§ GIVEN INSTRUCTION A:
According to the Seattle business overview, in what year was Boeing founded in Seattle?

---

While Seattle hasn’t always been considered one of America’s top business hubs, over recent years many publications, including Forbes, have cited it as a major city to invest in. This can most certainly be attributed to the tech boom it is currently experiencing, yet it has always had a strong case for why its economy is one of long-term stability. Seattle became a capital of aerospace manufacturing when Boeing was founded there in 1916. Still based in the Puget Sound region, Boeing was Seattle’s largest employer, bringing many professionals and homebuyers to the area throughout the decades. Since then peers in the industry, including Space X and Fatigue Technologies, have also set up in Seattle. Another asset is the city’s main harbor, Elliott Bay, one of the world’s busiest ports and a major source of trade and commerce for the Pacific Northwest. Add in the opening of the country’s first Starbucks, the first Costco warehouse, the relocation of Microsoft, along with the founding of Amazon, and one can surmise that Seattle successfully predicted the future of America’s economy as we’ve come to know it. While there are many reasons to move there in pursuit of a career in business, a corporate photographer in Seattle can find the same stability in collaborating with the countless companies setting up and looking to make their mark on the world.
At Wonderful Machine, we define corporate photography as broadly encompassing the world of business, often showing people dressed in business attire in business environments doing business-like things. It can be shot in reportage, lifestyle, portrait, or conceptual styles. As this city continues to be home to innovation in technology and commerce, here are the best corporate photographers in Seattle to capture it.

---

§ GIVEN INSTRUCTION B:
In the entries below, quote the lines starting at the one containing "data-point-0 <box>249 314 263 328</box>" and ending at the one containing "data-point-3 <box>703 260 711 268</box>", including both.

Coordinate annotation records
---

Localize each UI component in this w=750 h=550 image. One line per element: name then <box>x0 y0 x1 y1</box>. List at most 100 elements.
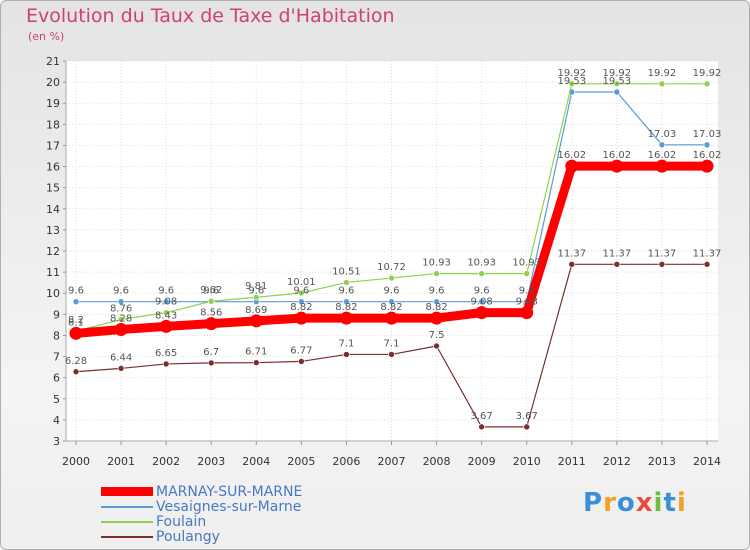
data-point-0 <box>249 314 263 328</box>
y-tick-label: 19 <box>46 97 60 110</box>
data-point-3 <box>523 423 531 431</box>
data-label-3: 6.44 <box>110 352 132 363</box>
x-tick-label: 2009 <box>468 455 496 468</box>
data-point-2 <box>162 309 170 316</box>
data-point-3 <box>703 260 711 268</box>
data-label-1: 9.6 <box>384 286 400 297</box>
data-label-3: 6.71 <box>245 347 267 358</box>
data-point-1 <box>162 298 170 305</box>
data-label-2: 10.51 <box>332 266 361 277</box>
x-tick-label: 2008 <box>423 455 451 468</box>
data-label-0: 16.02 <box>557 150 586 161</box>
data-label-1: 9.6 <box>338 286 354 297</box>
y-tick-label: 6 <box>53 372 60 385</box>
data-label-0: 9.08 <box>471 297 493 308</box>
data-point-3 <box>72 368 80 376</box>
data-point-3 <box>658 260 666 268</box>
data-point-1 <box>117 298 125 305</box>
y-tick-label: 13 <box>46 224 60 237</box>
legend-swatch-vesaignes <box>101 506 153 508</box>
x-tick-label: 2000 <box>62 455 90 468</box>
data-point-3 <box>613 260 621 268</box>
data-point-1 <box>433 298 440 305</box>
data-point-1 <box>343 298 350 305</box>
data-point-2 <box>298 289 305 297</box>
data-label-0: 9.08 <box>516 297 538 308</box>
chart-title: Evolution du Taux de Taxe d'Habitation <box>26 5 395 27</box>
data-label-3: 6.77 <box>290 345 312 356</box>
data-point-0 <box>204 317 218 331</box>
data-point-2 <box>703 80 711 88</box>
y-tick-label: 14 <box>46 203 60 216</box>
data-point-0 <box>69 326 83 340</box>
data-point-1 <box>658 141 666 149</box>
data-label-1: 17.03 <box>648 129 677 140</box>
data-point-3 <box>252 359 260 366</box>
y-tick-label: 3 <box>53 435 60 448</box>
data-point-1 <box>703 141 711 149</box>
logo-letter: o <box>616 488 636 518</box>
data-label-2: 10.72 <box>377 262 406 273</box>
data-label-0: 8.82 <box>425 302 447 313</box>
y-tick-label: 20 <box>46 76 60 89</box>
data-point-0 <box>565 159 579 173</box>
data-point-3 <box>343 351 350 358</box>
proxiti-logo: Proxiti <box>583 488 687 518</box>
data-label-0: 8.82 <box>335 302 357 313</box>
data-label-0: 8.82 <box>290 302 312 313</box>
data-point-0 <box>159 319 173 333</box>
data-label-2: 10.93 <box>422 258 451 269</box>
series-layer <box>69 80 714 431</box>
data-point-1 <box>72 298 80 305</box>
data-point-0 <box>655 159 669 173</box>
legend-swatch-foulain <box>101 521 153 523</box>
data-point-0 <box>700 159 714 173</box>
data-point-3 <box>162 360 170 368</box>
x-tick-label: 2013 <box>648 455 676 468</box>
data-label-0: 8.1 <box>68 317 84 328</box>
data-point-3 <box>388 351 395 358</box>
data-point-3 <box>298 358 305 365</box>
data-label-3: 11.37 <box>648 248 677 259</box>
y-tick-label: 8 <box>53 329 60 342</box>
y-tick-label: 18 <box>46 118 60 131</box>
y-axis-ticks: 3 4 5 6 7 8 9 10 11 12 13 14 15 16 17 18 19 20 21 <box>46 55 66 448</box>
data-point-0 <box>385 311 398 325</box>
data-label-2: 19.92 <box>693 68 722 79</box>
x-tick-label: 2002 <box>152 455 180 468</box>
y-tick-label: 17 <box>46 139 60 152</box>
data-label-0: 8.56 <box>200 308 222 319</box>
data-point-2 <box>523 270 531 277</box>
data-label-2: 10.93 <box>512 258 541 269</box>
x-tick-label: 2014 <box>693 455 721 468</box>
data-label-1: 9.6 <box>203 286 219 297</box>
data-label-1: 19.53 <box>603 76 632 87</box>
logo-letter: t <box>663 488 677 518</box>
legend-label-foulain: Foulain <box>156 514 207 530</box>
data-label-3: 7.5 <box>429 330 445 341</box>
x-tick-label: 2005 <box>287 455 315 468</box>
data-point-2 <box>478 270 485 277</box>
data-label-2: 10.93 <box>467 258 496 269</box>
logo-letter: i <box>653 488 664 518</box>
data-point-3 <box>207 359 215 367</box>
data-point-2 <box>658 80 666 88</box>
data-label-1: 9.6 <box>158 286 174 297</box>
logo-letter: i <box>676 488 687 518</box>
x-axis-ticks: 2000 2001 2002 2003 2004 2005 2006 2007 2008 2009… <box>62 441 721 468</box>
data-label-0: 16.02 <box>648 150 677 161</box>
data-label-1: 9.6 <box>68 286 84 297</box>
data-label-2: 19.92 <box>648 68 677 79</box>
x-tick-label: 2006 <box>332 455 360 468</box>
y-tick-label: 16 <box>46 161 60 174</box>
data-label-3: 3.67 <box>516 411 538 422</box>
data-label-0: 8.82 <box>380 302 402 313</box>
data-label-1: 9.6 <box>293 286 309 297</box>
legend-swatch-marnay <box>101 487 153 496</box>
logo-letter: x <box>635 488 654 518</box>
logo-letter: r <box>603 488 617 518</box>
data-point-2 <box>433 270 440 277</box>
x-tick-label: 2007 <box>378 455 406 468</box>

---

§ CORRECT RESULT A:
1916

§ CORRECT RESULT B:
data-point-0 <box>249 314 263 328</box>
y-tick-label: 19 <box>46 97 60 110</box>
data-point-3 <box>523 423 531 431</box>
data-label-3: 6.44 <box>110 352 132 363</box>
x-tick-label: 2009 <box>468 455 496 468</box>
data-point-2 <box>162 309 170 316</box>
data-point-3 <box>703 260 711 268</box>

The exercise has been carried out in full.